What to work on >>
Repeat the material verbatim and drop the pictures.

● ● ● ● ●

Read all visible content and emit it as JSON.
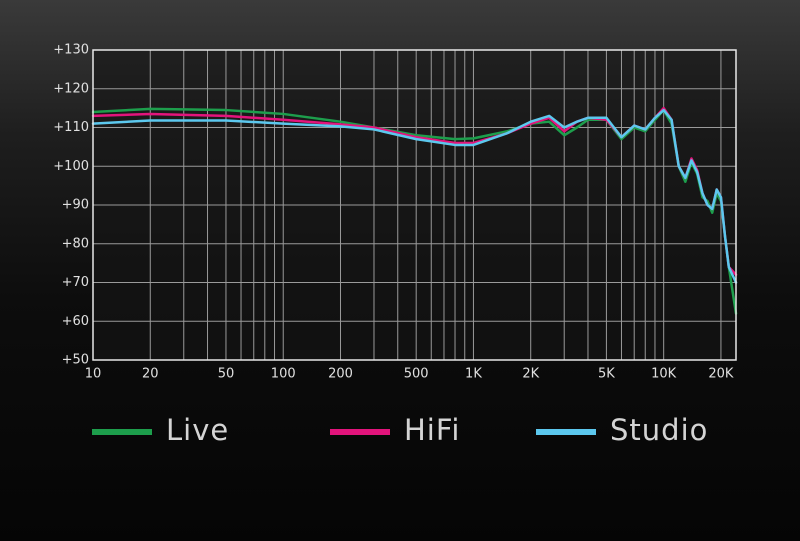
{
  "chart_data": {
    "type": "line",
    "log_x": true,
    "grid": true,
    "xlim": [
      10,
      24000
    ],
    "ylim": [
      50,
      130
    ],
    "xticks": [
      10,
      20,
      50,
      100,
      200,
      500,
      {
        "value": 1000,
        "label": "1K"
      },
      {
        "value": 2000,
        "label": "2K"
      },
      {
        "value": 5000,
        "label": "5K"
      },
      {
        "value": 10000,
        "label": "10K"
      },
      {
        "value": 20000,
        "label": "20K"
      }
    ],
    "xgrid": [
      10,
      20,
      30,
      40,
      50,
      60,
      70,
      80,
      90,
      100,
      200,
      300,
      400,
      500,
      600,
      700,
      800,
      900,
      1000,
      2000,
      3000,
      4000,
      5000,
      6000,
      7000,
      8000,
      9000,
      10000,
      20000
    ],
    "yticks": [
      {
        "value": 50,
        "label": "+50"
      },
      {
        "value": 60,
        "label": "+60"
      },
      {
        "value": 70,
        "label": "+70"
      },
      {
        "value": 80,
        "label": "+80"
      },
      {
        "value": 90,
        "label": "+90"
      },
      {
        "value": 100,
        "label": "+100"
      },
      {
        "value": 110,
        "label": "+110"
      },
      {
        "value": 120,
        "label": "+120"
      },
      {
        "value": 130,
        "label": "+130"
      }
    ],
    "legend": "bottom",
    "x": [
      10,
      20,
      50,
      100,
      200,
      300,
      500,
      800,
      1000,
      1500,
      2000,
      2500,
      3000,
      3500,
      4000,
      5000,
      6000,
      7000,
      8000,
      9000,
      10000,
      11000,
      12000,
      13000,
      14000,
      15000,
      16000,
      17000,
      18000,
      19000,
      20000,
      21000,
      22000,
      24000
    ],
    "series": [
      {
        "name": "Live",
        "color": "#1d9e4c",
        "values": [
          114,
          114.8,
          114.5,
          113.5,
          111.5,
          110,
          108,
          107,
          107.2,
          109,
          111,
          111.5,
          108,
          110,
          112,
          112,
          107,
          110,
          109,
          112,
          114.5,
          111,
          100,
          96,
          101,
          98,
          92,
          91,
          88,
          93,
          91,
          82,
          74,
          62
        ]
      },
      {
        "name": "HiFi",
        "color": "#e3147c",
        "values": [
          113,
          113.5,
          113,
          112,
          110.8,
          110,
          107.5,
          106,
          106,
          108.5,
          111,
          112.5,
          109,
          111.5,
          112.5,
          112,
          107.5,
          110.5,
          109.5,
          112.5,
          115,
          112,
          100,
          97,
          102,
          99,
          93,
          90,
          89,
          94,
          92,
          82,
          74,
          72
        ]
      },
      {
        "name": "Studio",
        "color": "#5cc8ee",
        "values": [
          111,
          111.8,
          111.8,
          111,
          110.3,
          109.5,
          107,
          105.5,
          105.5,
          108.5,
          111.5,
          113,
          110,
          111.5,
          112.5,
          112.5,
          107.5,
          110.5,
          109.5,
          112.5,
          114.5,
          112,
          100,
          97,
          101.5,
          98.5,
          93,
          90,
          89,
          94,
          92,
          82,
          74,
          70
        ]
      }
    ]
  }
}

● ● ● ● ●

Correct answer >>
Read all visible content and emit it as JSON.
{
  "chart_data": {
    "type": "line",
    "log_x": true,
    "grid": true,
    "xlim": [
      10,
      24000
    ],
    "ylim": [
      50,
      130
    ],
    "xticks": [
      10,
      20,
      50,
      100,
      200,
      500,
      {
        "value": 1000,
        "label": "1K"
      },
      {
        "value": 2000,
        "label": "2K"
      },
      {
        "value": 5000,
        "label": "5K"
      },
      {
        "value": 10000,
        "label": "10K"
      },
      {
        "value": 20000,
        "label": "20K"
      }
    ],
    "xgrid": [
      10,
      20,
      30,
      40,
      50,
      60,
      70,
      80,
      90,
      100,
      200,
      300,
      400,
      500,
      600,
      700,
      800,
      900,
      1000,
      2000,
      3000,
      4000,
      5000,
      6000,
      7000,
      8000,
      9000,
      10000,
      20000
    ],
    "yticks": [
      {
        "value": 50,
        "label": "+50"
      },
      {
        "value": 60,
        "label": "+60"
      },
      {
        "value": 70,
        "label": "+70"
      },
      {
        "value": 80,
        "label": "+80"
      },
      {
        "value": 90,
        "label": "+90"
      },
      {
        "value": 100,
        "label": "+100"
      },
      {
        "value": 110,
        "label": "+110"
      },
      {
        "value": 120,
        "label": "+120"
      },
      {
        "value": 130,
        "label": "+130"
      }
    ],
    "legend": "bottom",
    "x": [
      10,
      20,
      50,
      100,
      200,
      300,
      500,
      800,
      1000,
      1500,
      2000,
      2500,
      3000,
      3500,
      4000,
      5000,
      6000,
      7000,
      8000,
      9000,
      10000,
      11000,
      12000,
      13000,
      14000,
      15000,
      16000,
      17000,
      18000,
      19000,
      20000,
      21000,
      22000,
      24000
    ],
    "series": [
      {
        "name": "Live",
        "color": "#1d9e4c",
        "values": [
          114,
          114.8,
          114.5,
          113.5,
          111.5,
          110,
          108,
          107,
          107.2,
          109,
          111,
          111.5,
          108,
          110,
          112,
          112,
          107,
          110,
          109,
          112,
          114.5,
          111,
          100,
          96,
          101,
          98,
          92,
          91,
          88,
          93,
          91,
          82,
          74,
          62
        ]
      },
      {
        "name": "HiFi",
        "color": "#e3147c",
        "values": [
          113,
          113.5,
          113,
          112,
          110.8,
          110,
          107.5,
          106,
          106,
          108.5,
          111,
          112.5,
          109,
          111.5,
          112.5,
          112,
          107.5,
          110.5,
          109.5,
          112.5,
          115,
          112,
          100,
          97,
          102,
          99,
          93,
          90,
          89,
          94,
          92,
          82,
          74,
          72
        ]
      },
      {
        "name": "Studio",
        "color": "#5cc8ee",
        "values": [
          111,
          111.8,
          111.8,
          111,
          110.3,
          109.5,
          107,
          105.5,
          105.5,
          108.5,
          111.5,
          113,
          110,
          111.5,
          112.5,
          112.5,
          107.5,
          110.5,
          109.5,
          112.5,
          114.5,
          112,
          100,
          97,
          101.5,
          98.5,
          93,
          90,
          89,
          94,
          92,
          82,
          74,
          70
        ]
      }
    ]
  }
}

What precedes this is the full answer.